◆ **DOCUMENT SECTION**:
--- begin ---

# Trying to make Ruger 96/44 Lever Action Stick Mag



## BMKClemens (Oct 30, 2010)

I got bored and bought a Desert Eagle 44 magnum magazine and cut out the bottom of one of my Ruger 4 round clips.  I tried to to mate them together to make a hi-cap magazine, but have failed to this point.  I saw an Austrailian guy on you tube who did this successfully.  Has anyone else tried this, or wanted to? I think I'll need to gut the components within the rotary mag, modify the Desert Eagle mag and use JB Weld to attach the magazines together .


----------



## danlnga (Nov 6, 2010)

I probably saw the same clip on You Tube. It sounded like they would be available then nothing. I also have a 96/44 & a friend with an auto. I have thought about it but never tried any experiment. I am thinking ifd you could affix the Ruger shell to the Desert Eagle mag some way with a little stronger spring to make up for the additional length..........well,  maybe.


----------



## BMKClemens (Nov 7, 2010)

--- end ---

◆ **SET TASKS**:
1. Please answer these questions about the Ruger magazine thread:
(a) What magazine did BMKClemens buy to combine with a Ruger clip?
(b) What does BMKClemens plan to use to attach the magazines together?
(c) What does danlnga suggest adding to make up for the additional length?
2. Extend the Ruger magazine thread with the post that follows its last header.

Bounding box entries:
--- begin ---

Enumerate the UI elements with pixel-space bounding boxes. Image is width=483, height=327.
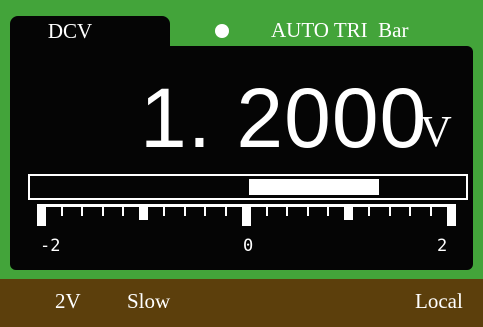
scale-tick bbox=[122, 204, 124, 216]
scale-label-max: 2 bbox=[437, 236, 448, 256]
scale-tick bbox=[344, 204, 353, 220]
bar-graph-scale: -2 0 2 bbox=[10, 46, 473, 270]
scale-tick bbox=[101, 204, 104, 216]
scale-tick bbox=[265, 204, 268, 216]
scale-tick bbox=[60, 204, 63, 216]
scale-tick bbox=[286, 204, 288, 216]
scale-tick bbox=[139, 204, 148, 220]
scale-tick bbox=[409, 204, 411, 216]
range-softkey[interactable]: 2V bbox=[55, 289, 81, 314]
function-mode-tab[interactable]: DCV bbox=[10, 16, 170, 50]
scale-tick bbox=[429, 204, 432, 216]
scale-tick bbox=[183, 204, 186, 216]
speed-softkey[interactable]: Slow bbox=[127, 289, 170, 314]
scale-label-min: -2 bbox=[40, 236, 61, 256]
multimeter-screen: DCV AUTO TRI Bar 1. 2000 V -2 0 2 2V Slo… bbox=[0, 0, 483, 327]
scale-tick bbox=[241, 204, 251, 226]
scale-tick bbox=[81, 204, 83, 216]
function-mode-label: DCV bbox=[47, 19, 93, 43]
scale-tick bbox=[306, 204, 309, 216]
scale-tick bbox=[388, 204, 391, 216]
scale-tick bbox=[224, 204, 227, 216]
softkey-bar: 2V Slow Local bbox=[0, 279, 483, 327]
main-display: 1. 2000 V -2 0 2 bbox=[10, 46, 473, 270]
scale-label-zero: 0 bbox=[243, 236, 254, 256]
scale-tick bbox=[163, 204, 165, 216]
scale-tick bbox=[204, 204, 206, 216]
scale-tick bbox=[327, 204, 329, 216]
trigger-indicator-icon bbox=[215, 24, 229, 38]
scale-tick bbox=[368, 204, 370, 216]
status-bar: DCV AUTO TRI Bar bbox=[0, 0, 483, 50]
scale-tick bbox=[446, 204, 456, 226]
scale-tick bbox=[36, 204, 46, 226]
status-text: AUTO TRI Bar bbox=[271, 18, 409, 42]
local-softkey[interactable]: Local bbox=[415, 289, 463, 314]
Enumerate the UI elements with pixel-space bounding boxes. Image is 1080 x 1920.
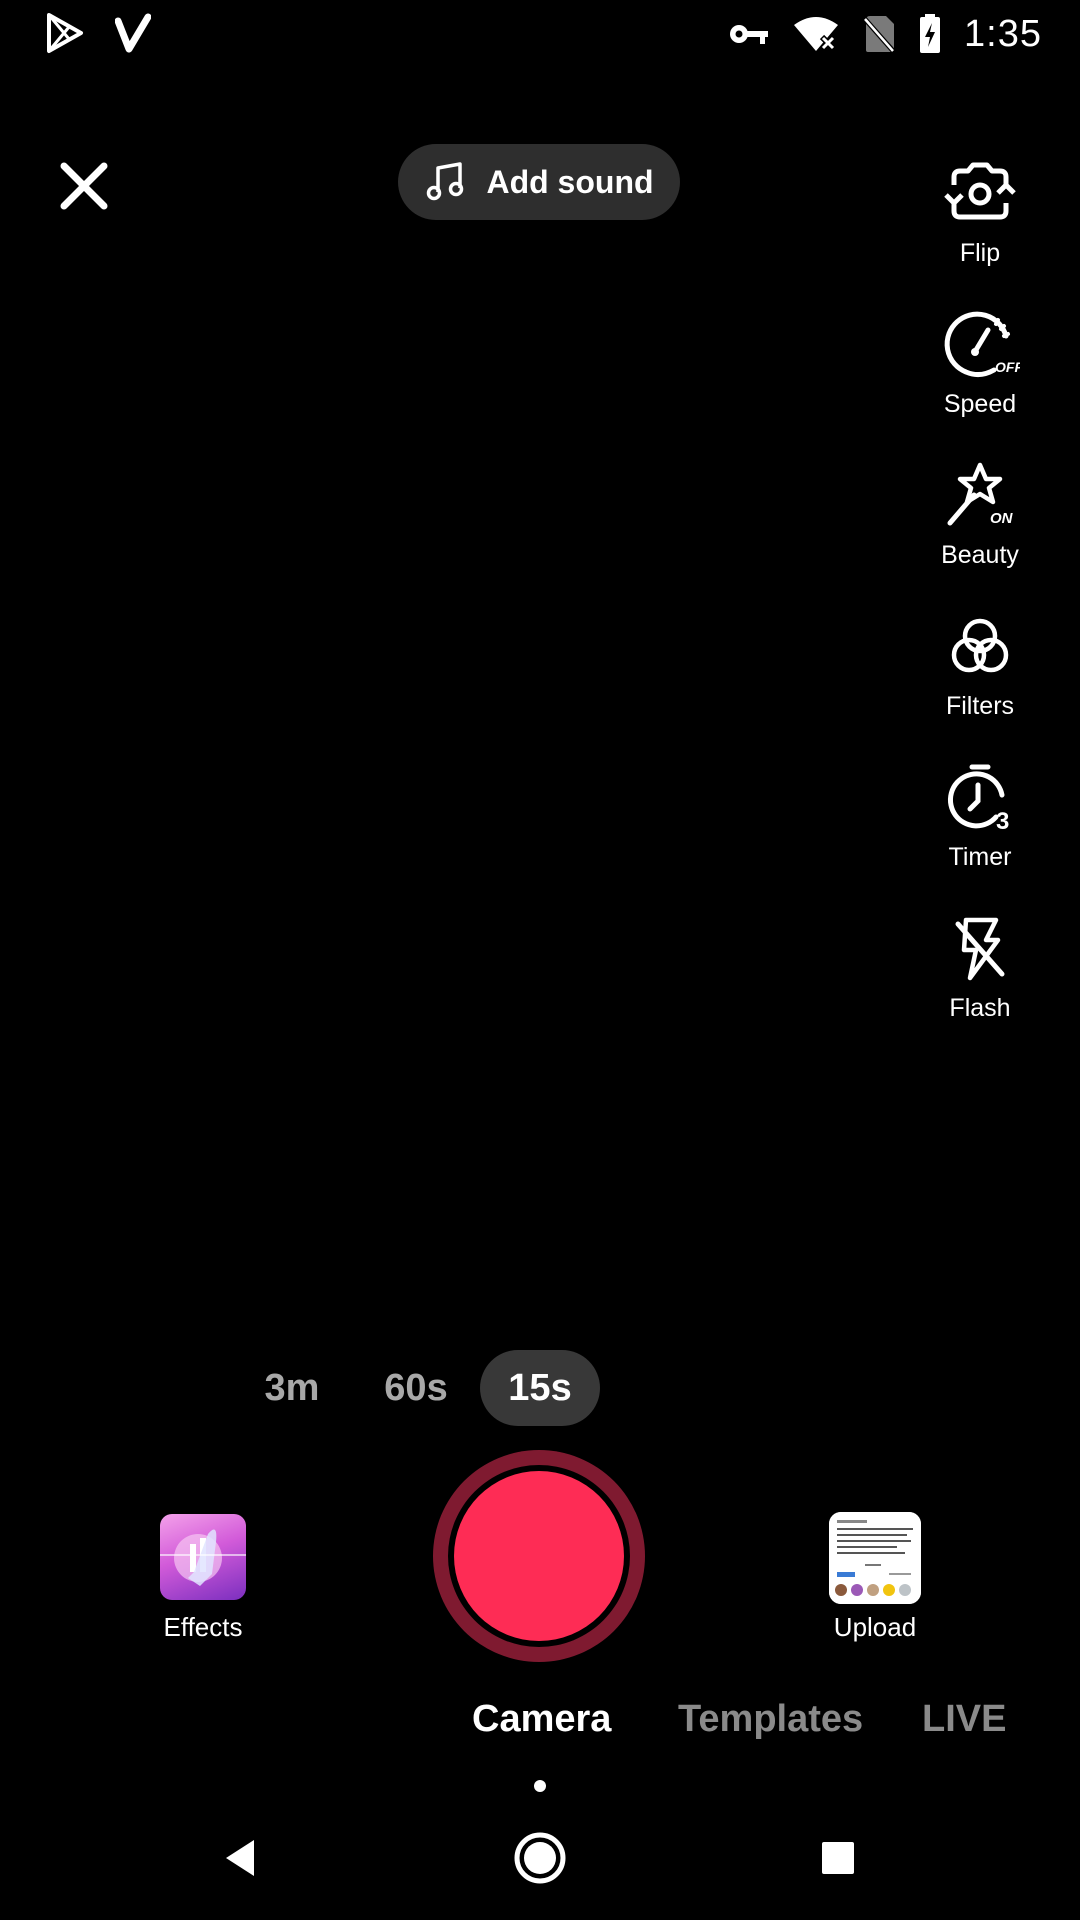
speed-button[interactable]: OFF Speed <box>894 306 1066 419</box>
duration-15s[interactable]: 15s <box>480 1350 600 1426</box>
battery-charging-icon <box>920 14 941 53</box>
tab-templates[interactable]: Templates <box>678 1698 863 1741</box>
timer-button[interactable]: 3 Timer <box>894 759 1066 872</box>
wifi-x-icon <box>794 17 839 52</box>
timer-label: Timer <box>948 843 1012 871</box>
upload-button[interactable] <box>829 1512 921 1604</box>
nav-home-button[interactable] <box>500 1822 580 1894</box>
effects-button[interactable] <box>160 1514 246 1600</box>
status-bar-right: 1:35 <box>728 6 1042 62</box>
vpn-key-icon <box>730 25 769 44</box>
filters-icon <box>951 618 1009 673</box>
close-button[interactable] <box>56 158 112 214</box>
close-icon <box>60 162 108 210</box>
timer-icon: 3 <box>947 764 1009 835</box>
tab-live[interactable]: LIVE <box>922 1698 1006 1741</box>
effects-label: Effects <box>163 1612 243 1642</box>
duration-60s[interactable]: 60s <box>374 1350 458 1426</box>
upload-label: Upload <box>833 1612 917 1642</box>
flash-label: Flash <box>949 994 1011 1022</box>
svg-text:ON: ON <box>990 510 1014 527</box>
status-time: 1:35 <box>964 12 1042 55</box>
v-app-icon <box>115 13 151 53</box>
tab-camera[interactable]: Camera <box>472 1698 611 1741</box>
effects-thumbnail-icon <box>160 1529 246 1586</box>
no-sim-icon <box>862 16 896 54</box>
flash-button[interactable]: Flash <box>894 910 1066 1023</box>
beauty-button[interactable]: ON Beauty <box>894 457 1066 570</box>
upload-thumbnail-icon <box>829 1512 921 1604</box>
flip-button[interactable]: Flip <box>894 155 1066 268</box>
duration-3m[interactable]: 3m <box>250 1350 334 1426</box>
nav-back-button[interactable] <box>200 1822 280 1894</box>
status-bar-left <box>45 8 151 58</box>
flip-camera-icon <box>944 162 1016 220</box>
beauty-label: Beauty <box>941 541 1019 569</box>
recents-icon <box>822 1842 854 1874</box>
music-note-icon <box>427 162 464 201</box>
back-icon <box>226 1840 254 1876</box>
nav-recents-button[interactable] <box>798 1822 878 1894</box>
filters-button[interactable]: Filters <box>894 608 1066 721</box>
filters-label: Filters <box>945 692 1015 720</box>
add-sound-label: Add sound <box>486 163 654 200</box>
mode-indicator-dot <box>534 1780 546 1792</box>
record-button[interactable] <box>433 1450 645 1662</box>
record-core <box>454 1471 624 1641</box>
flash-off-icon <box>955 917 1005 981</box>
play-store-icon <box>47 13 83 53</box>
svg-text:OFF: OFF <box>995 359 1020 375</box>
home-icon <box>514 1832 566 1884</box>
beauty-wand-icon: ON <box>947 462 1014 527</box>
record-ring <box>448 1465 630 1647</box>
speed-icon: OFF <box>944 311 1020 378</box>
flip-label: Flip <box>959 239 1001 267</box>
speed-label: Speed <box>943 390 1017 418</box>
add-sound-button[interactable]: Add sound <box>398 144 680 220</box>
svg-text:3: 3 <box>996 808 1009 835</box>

--- end ---

◆ **RESULTS OF THE EXERCISE**:
1.
(a) A Desert Eagle 44 magnum magazine
(b) JB Weld
(c) A little stronger spring

2.
I think I will need to glue/adhere something to the plastic thing (sorry don't know what to call it) that is pushed up by the spring and applies pressure to the first bullet to be loaded.  I have been looking at aftermarket 10/22 hi-cap magazines to see how I might be able to do this.  I have not found a suitable piece yet to attach.  It is too bad that Aussie won't give instructions.  No company is going to produce a hi-cap mag for an out-of-production rifle.  I don't know why he is being so secretive.   I may break one of my 10/22 hi-caps and use that.  The screw that goes through the clip also creates a problem.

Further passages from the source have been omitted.